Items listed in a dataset
════
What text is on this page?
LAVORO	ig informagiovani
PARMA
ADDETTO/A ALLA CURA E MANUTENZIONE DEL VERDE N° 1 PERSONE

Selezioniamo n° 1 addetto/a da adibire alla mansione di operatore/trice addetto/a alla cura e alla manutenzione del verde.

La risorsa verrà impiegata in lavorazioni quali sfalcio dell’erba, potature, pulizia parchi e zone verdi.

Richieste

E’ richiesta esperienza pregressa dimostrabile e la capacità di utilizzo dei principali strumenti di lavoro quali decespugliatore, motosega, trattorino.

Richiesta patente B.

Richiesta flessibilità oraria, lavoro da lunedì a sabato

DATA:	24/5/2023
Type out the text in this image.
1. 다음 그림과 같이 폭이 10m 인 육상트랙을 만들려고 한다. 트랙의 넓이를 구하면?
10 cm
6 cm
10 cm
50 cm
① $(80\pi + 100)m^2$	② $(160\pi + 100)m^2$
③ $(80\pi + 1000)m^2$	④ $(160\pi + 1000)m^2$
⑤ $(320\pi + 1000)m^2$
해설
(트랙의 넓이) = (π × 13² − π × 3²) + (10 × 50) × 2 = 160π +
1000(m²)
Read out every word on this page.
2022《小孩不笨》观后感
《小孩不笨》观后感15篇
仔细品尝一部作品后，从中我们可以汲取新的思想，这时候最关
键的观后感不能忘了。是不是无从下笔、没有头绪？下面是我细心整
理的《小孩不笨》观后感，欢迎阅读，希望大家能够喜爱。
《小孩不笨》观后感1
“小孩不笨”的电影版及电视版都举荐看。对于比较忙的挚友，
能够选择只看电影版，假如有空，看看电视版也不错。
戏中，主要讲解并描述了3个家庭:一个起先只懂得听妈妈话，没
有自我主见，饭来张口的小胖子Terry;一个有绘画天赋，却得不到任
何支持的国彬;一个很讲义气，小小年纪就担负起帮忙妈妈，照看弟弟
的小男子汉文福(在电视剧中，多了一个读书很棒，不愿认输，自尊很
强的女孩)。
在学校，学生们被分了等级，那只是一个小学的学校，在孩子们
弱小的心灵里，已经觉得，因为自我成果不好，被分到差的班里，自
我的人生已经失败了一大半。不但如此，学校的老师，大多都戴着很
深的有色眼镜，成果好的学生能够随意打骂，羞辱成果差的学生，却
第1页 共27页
════
**Exercise requirements**
Copy all of the data exactly.

**Correct result**
What text is on this page?
LAVORO	ig informagiovani
PARMA
ADDETTO/A ALLA CURA E MANUTENZIONE DEL VERDE N° 1 PERSONE

Selezioniamo n° 1 addetto/a da adibire alla mansione di operatore/trice addetto/a alla cura e alla manutenzione del verde.

La risorsa verrà impiegata in lavorazioni quali sfalcio dell’erba, potature, pulizia parchi e zone verdi.

Richieste

E’ richiesta esperienza pregressa dimostrabile e la capacità di utilizzo dei principali strumenti di lavoro quali decespugliatore, motosega, trattorino.

Richiesta patente B.

Richiesta flessibilità oraria, lavoro da lunedì a sabato

DATA:	24/5/2023
Type out the text in this image.
1. 다음 그림과 같이 폭이 10m 인 육상트랙을 만들려고 한다. 트랙의 넓이를 구하면?
10 cm
6 cm
10 cm
50 cm
① $(80\pi + 100)m^2$	② $(160\pi + 100)m^2$
③ $(80\pi + 1000)m^2$	④ $(160\pi + 1000)m^2$
⑤ $(320\pi + 1000)m^2$
해설
(트랙의 넓이) = (π × 13² − π × 3²) + (10 × 50) × 2 = 160π +
1000(m²)
Read out every word on this page.
2022《小孩不笨》观后感
《小孩不笨》观后感15篇
仔细品尝一部作品后，从中我们可以汲取新的思想，这时候最关
键的观后感不能忘了。是不是无从下笔、没有头绪？下面是我细心整
理的《小孩不笨》观后感，欢迎阅读，希望大家能够喜爱。
《小孩不笨》观后感1
“小孩不笨”的电影版及电视版都举荐看。对于比较忙的挚友，
能够选择只看电影版，假如有空，看看电视版也不错。
戏中，主要讲解并描述了3个家庭:一个起先只懂得听妈妈话，没
有自我主见，饭来张口的小胖子Terry;一个有绘画天赋，却得不到任
何支持的国彬;一个很讲义气，小小年纪就担负起帮忙妈妈，照看弟弟
的小男子汉文福(在电视剧中，多了一个读书很棒，不愿认输，自尊很
强的女孩)。
在学校，学生们被分了等级，那只是一个小学的学校，在孩子们
弱小的心灵里，已经觉得，因为自我成果不好，被分到差的班里，自
我的人生已经失败了一大半。不但如此，学校的老师，大多都戴着很
深的有色眼镜，成果好的学生能够随意打骂，羞辱成果差的学生，却
第1页 共27页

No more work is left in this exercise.